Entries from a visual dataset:
#####
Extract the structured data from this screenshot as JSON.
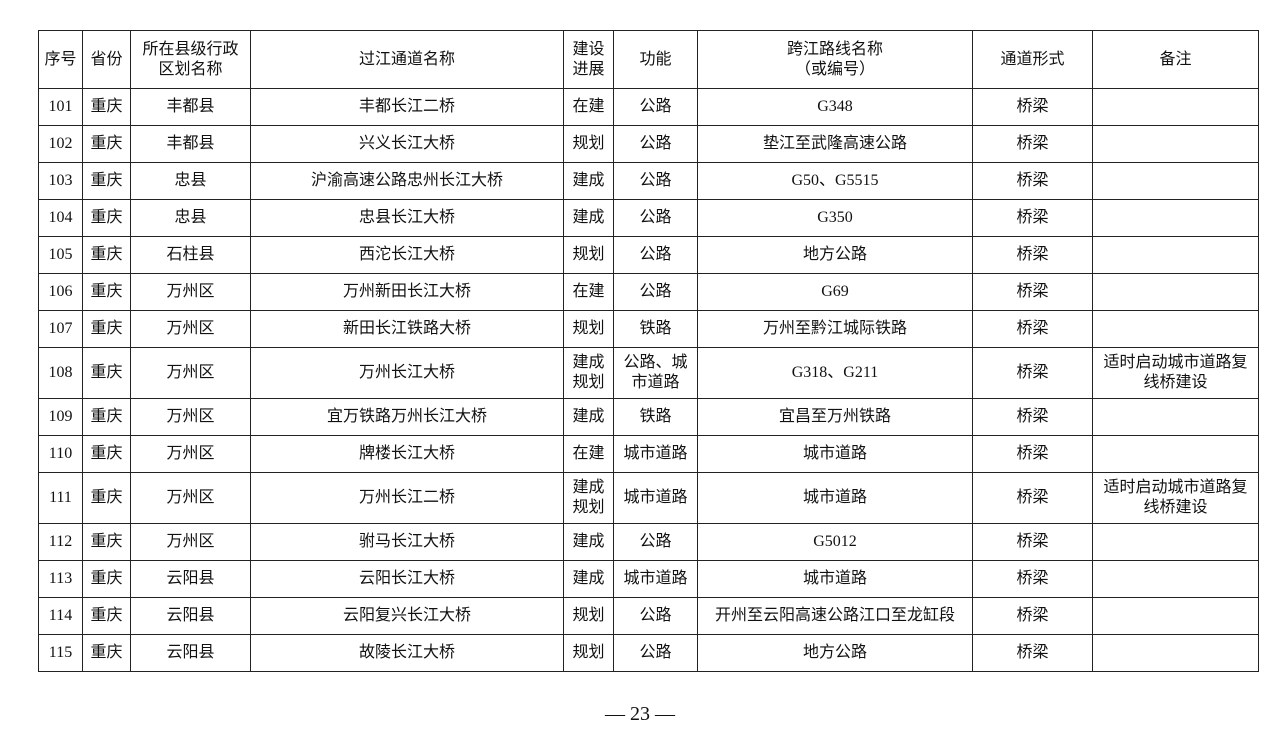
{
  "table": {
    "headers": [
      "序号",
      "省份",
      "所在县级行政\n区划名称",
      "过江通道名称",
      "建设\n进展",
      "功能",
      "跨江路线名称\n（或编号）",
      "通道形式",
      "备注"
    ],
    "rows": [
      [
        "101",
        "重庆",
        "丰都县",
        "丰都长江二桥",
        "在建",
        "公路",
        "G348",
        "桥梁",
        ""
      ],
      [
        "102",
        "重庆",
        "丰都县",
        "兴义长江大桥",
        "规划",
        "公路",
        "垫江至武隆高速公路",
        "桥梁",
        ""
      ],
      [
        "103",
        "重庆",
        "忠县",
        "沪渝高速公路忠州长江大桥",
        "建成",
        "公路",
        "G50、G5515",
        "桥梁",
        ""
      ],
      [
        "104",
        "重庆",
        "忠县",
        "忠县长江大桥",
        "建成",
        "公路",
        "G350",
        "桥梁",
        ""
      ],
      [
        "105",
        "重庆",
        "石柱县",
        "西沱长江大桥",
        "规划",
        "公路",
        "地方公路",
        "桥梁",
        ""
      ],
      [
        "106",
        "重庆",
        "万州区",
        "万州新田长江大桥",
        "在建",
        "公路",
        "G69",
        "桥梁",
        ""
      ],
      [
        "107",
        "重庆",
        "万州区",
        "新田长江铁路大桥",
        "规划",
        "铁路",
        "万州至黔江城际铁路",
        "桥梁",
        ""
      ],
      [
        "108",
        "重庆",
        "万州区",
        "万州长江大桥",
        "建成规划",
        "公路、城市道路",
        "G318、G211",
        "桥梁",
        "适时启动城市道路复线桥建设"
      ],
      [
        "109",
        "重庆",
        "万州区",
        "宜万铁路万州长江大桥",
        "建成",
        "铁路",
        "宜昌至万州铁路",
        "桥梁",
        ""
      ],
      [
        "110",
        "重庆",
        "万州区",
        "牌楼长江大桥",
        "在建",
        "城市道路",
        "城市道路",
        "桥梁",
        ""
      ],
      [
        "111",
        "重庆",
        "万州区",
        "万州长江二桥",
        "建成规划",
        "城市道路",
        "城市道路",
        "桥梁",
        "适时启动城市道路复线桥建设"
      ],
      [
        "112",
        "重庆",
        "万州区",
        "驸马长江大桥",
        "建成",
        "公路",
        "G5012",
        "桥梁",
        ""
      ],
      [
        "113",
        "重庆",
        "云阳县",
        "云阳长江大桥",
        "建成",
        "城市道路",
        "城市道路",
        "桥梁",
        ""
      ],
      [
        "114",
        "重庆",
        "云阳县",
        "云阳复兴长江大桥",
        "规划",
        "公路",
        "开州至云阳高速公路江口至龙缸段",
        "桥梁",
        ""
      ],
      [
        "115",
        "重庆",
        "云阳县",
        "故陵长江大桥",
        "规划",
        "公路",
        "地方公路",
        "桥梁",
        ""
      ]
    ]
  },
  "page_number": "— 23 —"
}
#####
> _PROBLEM STATEMENT_:
Repeat the data exactly, without the pictures.

> _ANSWER BELOW_:
Extract the structured data from this screenshot as JSON.
{
  "table": {
    "headers": [
      "序号",
      "省份",
      "所在县级行政\n区划名称",
      "过江通道名称",
      "建设\n进展",
      "功能",
      "跨江路线名称\n（或编号）",
      "通道形式",
      "备注"
    ],
    "rows": [
      [
        "101",
        "重庆",
        "丰都县",
        "丰都长江二桥",
        "在建",
        "公路",
        "G348",
        "桥梁",
        ""
      ],
      [
        "102",
        "重庆",
        "丰都县",
        "兴义长江大桥",
        "规划",
        "公路",
        "垫江至武隆高速公路",
        "桥梁",
        ""
      ],
      [
        "103",
        "重庆",
        "忠县",
        "沪渝高速公路忠州长江大桥",
        "建成",
        "公路",
        "G50、G5515",
        "桥梁",
        ""
      ],
      [
        "104",
        "重庆",
        "忠县",
        "忠县长江大桥",
        "建成",
        "公路",
        "G350",
        "桥梁",
        ""
      ],
      [
        "105",
        "重庆",
        "石柱县",
        "西沱长江大桥",
        "规划",
        "公路",
        "地方公路",
        "桥梁",
        ""
      ],
      [
        "106",
        "重庆",
        "万州区",
        "万州新田长江大桥",
        "在建",
        "公路",
        "G69",
        "桥梁",
        ""
      ],
      [
        "107",
        "重庆",
        "万州区",
        "新田长江铁路大桥",
        "规划",
        "铁路",
        "万州至黔江城际铁路",
        "桥梁",
        ""
      ],
      [
        "108",
        "重庆",
        "万州区",
        "万州长江大桥",
        "建成规划",
        "公路、城市道路",
        "G318、G211",
        "桥梁",
        "适时启动城市道路复线桥建设"
      ],
      [
        "109",
        "重庆",
        "万州区",
        "宜万铁路万州长江大桥",
        "建成",
        "铁路",
        "宜昌至万州铁路",
        "桥梁",
        ""
      ],
      [
        "110",
        "重庆",
        "万州区",
        "牌楼长江大桥",
        "在建",
        "城市道路",
        "城市道路",
        "桥梁",
        ""
      ],
      [
        "111",
        "重庆",
        "万州区",
        "万州长江二桥",
        "建成规划",
        "城市道路",
        "城市道路",
        "桥梁",
        "适时启动城市道路复线桥建设"
      ],
      [
        "112",
        "重庆",
        "万州区",
        "驸马长江大桥",
        "建成",
        "公路",
        "G5012",
        "桥梁",
        ""
      ],
      [
        "113",
        "重庆",
        "云阳县",
        "云阳长江大桥",
        "建成",
        "城市道路",
        "城市道路",
        "桥梁",
        ""
      ],
      [
        "114",
        "重庆",
        "云阳县",
        "云阳复兴长江大桥",
        "规划",
        "公路",
        "开州至云阳高速公路江口至龙缸段",
        "桥梁",
        ""
      ],
      [
        "115",
        "重庆",
        "云阳县",
        "故陵长江大桥",
        "规划",
        "公路",
        "地方公路",
        "桥梁",
        ""
      ]
    ]
  },
  "page_number": "— 23 —"
}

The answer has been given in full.